• _THE PROBLEM_: Transcribe the entries below exactly.

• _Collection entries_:
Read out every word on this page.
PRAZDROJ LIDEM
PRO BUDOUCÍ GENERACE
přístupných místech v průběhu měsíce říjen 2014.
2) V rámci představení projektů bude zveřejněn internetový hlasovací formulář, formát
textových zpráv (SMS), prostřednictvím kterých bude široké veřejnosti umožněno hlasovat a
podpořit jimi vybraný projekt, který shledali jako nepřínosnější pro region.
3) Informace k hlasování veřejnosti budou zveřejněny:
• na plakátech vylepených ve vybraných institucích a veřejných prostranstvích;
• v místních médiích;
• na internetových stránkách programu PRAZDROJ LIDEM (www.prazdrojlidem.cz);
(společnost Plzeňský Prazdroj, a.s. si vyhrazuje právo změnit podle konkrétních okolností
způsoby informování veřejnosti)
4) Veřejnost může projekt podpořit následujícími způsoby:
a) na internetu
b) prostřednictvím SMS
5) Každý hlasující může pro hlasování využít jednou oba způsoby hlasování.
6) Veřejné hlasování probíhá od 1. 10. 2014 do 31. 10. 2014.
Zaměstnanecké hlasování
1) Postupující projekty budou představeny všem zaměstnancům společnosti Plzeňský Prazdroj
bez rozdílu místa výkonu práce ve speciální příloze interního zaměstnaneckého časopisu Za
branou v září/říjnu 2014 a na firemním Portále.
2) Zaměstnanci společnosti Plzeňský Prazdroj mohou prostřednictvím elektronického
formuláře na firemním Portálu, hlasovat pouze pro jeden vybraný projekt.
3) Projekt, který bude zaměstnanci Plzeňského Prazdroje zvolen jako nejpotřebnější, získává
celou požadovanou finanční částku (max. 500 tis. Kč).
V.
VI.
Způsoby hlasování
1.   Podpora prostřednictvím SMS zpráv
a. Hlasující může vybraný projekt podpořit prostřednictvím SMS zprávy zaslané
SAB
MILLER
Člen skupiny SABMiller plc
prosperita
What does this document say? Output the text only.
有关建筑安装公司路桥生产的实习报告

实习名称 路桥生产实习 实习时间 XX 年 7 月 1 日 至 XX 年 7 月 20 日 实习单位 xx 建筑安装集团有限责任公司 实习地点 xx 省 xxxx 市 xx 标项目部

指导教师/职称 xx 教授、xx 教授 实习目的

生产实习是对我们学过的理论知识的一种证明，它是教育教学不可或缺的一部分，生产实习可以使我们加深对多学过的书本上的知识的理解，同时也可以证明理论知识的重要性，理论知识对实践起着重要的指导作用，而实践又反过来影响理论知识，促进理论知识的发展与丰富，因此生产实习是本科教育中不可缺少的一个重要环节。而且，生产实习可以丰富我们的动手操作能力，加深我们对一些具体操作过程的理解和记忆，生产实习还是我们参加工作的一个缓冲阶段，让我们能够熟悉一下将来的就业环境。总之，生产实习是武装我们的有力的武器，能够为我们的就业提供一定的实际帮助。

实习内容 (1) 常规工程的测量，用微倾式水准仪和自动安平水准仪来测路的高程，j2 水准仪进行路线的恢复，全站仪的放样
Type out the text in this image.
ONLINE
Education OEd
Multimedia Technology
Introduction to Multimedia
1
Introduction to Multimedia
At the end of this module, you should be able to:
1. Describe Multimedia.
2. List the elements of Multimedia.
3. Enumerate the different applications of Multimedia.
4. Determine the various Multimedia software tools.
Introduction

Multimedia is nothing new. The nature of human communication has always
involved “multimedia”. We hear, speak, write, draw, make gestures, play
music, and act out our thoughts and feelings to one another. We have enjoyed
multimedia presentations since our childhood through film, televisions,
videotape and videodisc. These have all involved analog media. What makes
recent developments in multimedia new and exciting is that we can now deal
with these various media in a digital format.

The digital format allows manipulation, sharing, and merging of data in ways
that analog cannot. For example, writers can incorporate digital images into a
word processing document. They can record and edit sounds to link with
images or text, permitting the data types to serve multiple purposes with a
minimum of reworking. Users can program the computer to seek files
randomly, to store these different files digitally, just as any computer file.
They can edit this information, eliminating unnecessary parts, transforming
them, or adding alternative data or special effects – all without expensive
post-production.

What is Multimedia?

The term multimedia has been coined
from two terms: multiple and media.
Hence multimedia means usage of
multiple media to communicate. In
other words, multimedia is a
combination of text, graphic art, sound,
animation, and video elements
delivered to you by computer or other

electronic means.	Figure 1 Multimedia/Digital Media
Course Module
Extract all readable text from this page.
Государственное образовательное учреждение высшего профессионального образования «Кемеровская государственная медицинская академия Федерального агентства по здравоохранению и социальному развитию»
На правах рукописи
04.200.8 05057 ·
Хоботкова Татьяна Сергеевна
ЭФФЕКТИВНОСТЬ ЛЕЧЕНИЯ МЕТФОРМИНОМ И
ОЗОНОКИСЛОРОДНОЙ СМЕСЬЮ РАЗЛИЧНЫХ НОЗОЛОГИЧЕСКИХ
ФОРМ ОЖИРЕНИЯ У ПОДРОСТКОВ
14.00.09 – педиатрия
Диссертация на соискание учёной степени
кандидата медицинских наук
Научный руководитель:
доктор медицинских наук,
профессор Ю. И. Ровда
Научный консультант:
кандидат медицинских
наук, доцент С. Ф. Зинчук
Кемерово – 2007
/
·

• _SOLUTION BELOW_:
Read out every word on this page.
PRAZDROJ LIDEM
PRO BUDOUCÍ GENERACE
přístupných místech v průběhu měsíce říjen 2014.
2) V rámci představení projektů bude zveřejněn internetový hlasovací formulář, formát
textových zpráv (SMS), prostřednictvím kterých bude široké veřejnosti umožněno hlasovat a
podpořit jimi vybraný projekt, který shledali jako nepřínosnější pro region.
3) Informace k hlasování veřejnosti budou zveřejněny:
• na plakátech vylepených ve vybraných institucích a veřejných prostranstvích;
• v místních médiích;
• na internetových stránkách programu PRAZDROJ LIDEM (www.prazdrojlidem.cz);
(společnost Plzeňský Prazdroj, a.s. si vyhrazuje právo změnit podle konkrétních okolností
způsoby informování veřejnosti)
4) Veřejnost může projekt podpořit následujícími způsoby:
a) na internetu
b) prostřednictvím SMS
5) Každý hlasující může pro hlasování využít jednou oba způsoby hlasování.
6) Veřejné hlasování probíhá od 1. 10. 2014 do 31. 10. 2014.
Zaměstnanecké hlasování
1) Postupující projekty budou představeny všem zaměstnancům společnosti Plzeňský Prazdroj
bez rozdílu místa výkonu práce ve speciální příloze interního zaměstnaneckého časopisu Za
branou v září/říjnu 2014 a na firemním Portále.
2) Zaměstnanci společnosti Plzeňský Prazdroj mohou prostřednictvím elektronického
formuláře na firemním Portálu, hlasovat pouze pro jeden vybraný projekt.
3) Projekt, který bude zaměstnanci Plzeňského Prazdroje zvolen jako nejpotřebnější, získává
celou požadovanou finanční částku (max. 500 tis. Kč).
V.
VI.
Způsoby hlasování
1.   Podpora prostřednictvím SMS zpráv
a. Hlasující může vybraný projekt podpořit prostřednictvím SMS zprávy zaslané
SAB
MILLER
Člen skupiny SABMiller plc
prosperita
What does this document say? Output the text only.
有关建筑安装公司路桥生产的实习报告

实习名称 路桥生产实习 实习时间 XX 年 7 月 1 日 至 XX 年 7 月 20 日 实习单位 xx 建筑安装集团有限责任公司 实习地点 xx 省 xxxx 市 xx 标项目部

指导教师/职称 xx 教授、xx 教授 实习目的

生产实习是对我们学过的理论知识的一种证明，它是教育教学不可或缺的一部分，生产实习可以使我们加深对多学过的书本上的知识的理解，同时也可以证明理论知识的重要性，理论知识对实践起着重要的指导作用，而实践又反过来影响理论知识，促进理论知识的发展与丰富，因此生产实习是本科教育中不可缺少的一个重要环节。而且，生产实习可以丰富我们的动手操作能力，加深我们对一些具体操作过程的理解和记忆，生产实习还是我们参加工作的一个缓冲阶段，让我们能够熟悉一下将来的就业环境。总之，生产实习是武装我们的有力的武器，能够为我们的就业提供一定的实际帮助。

实习内容 (1) 常规工程的测量，用微倾式水准仪和自动安平水准仪来测路的高程，j2 水准仪进行路线的恢复，全站仪的放样
Type out the text in this image.
ONLINE
Education OEd
Multimedia Technology
Introduction to Multimedia
1
Introduction to Multimedia
At the end of this module, you should be able to:
1. Describe Multimedia.
2. List the elements of Multimedia.
3. Enumerate the different applications of Multimedia.
4. Determine the various Multimedia software tools.
Introduction

Multimedia is nothing new. The nature of human communication has always
involved “multimedia”. We hear, speak, write, draw, make gestures, play
music, and act out our thoughts and feelings to one another. We have enjoyed
multimedia presentations since our childhood through film, televisions,
videotape and videodisc. These have all involved analog media. What makes
recent developments in multimedia new and exciting is that we can now deal
with these various media in a digital format.

The digital format allows manipulation, sharing, and merging of data in ways
that analog cannot. For example, writers can incorporate digital images into a
word processing document. They can record and edit sounds to link with
images or text, permitting the data types to serve multiple purposes with a
minimum of reworking. Users can program the computer to seek files
randomly, to store these different files digitally, just as any computer file.
They can edit this information, eliminating unnecessary parts, transforming
them, or adding alternative data or special effects – all without expensive
post-production.

What is Multimedia?

The term multimedia has been coined
from two terms: multiple and media.
Hence multimedia means usage of
multiple media to communicate. In
other words, multimedia is a
combination of text, graphic art, sound,
animation, and video elements
delivered to you by computer or other

electronic means.	Figure 1 Multimedia/Digital Media
Course Module
Extract all readable text from this page.
Государственное образовательное учреждение высшего профессионального образования «Кемеровская государственная медицинская академия Федерального агентства по здравоохранению и социальному развитию»
На правах рукописи
04.200.8 05057 ·
Хоботкова Татьяна Сергеевна
ЭФФЕКТИВНОСТЬ ЛЕЧЕНИЯ МЕТФОРМИНОМ И
ОЗОНОКИСЛОРОДНОЙ СМЕСЬЮ РАЗЛИЧНЫХ НОЗОЛОГИЧЕСКИХ
ФОРМ ОЖИРЕНИЯ У ПОДРОСТКОВ
14.00.09 – педиатрия
Диссертация на соискание учёной степени
кандидата медицинских наук
Научный руководитель:
доктор медицинских наук,
профессор Ю. И. Ровда
Научный консультант:
кандидат медицинских
наук, доцент С. Ф. Зинчук
Кемерово – 2007
/
·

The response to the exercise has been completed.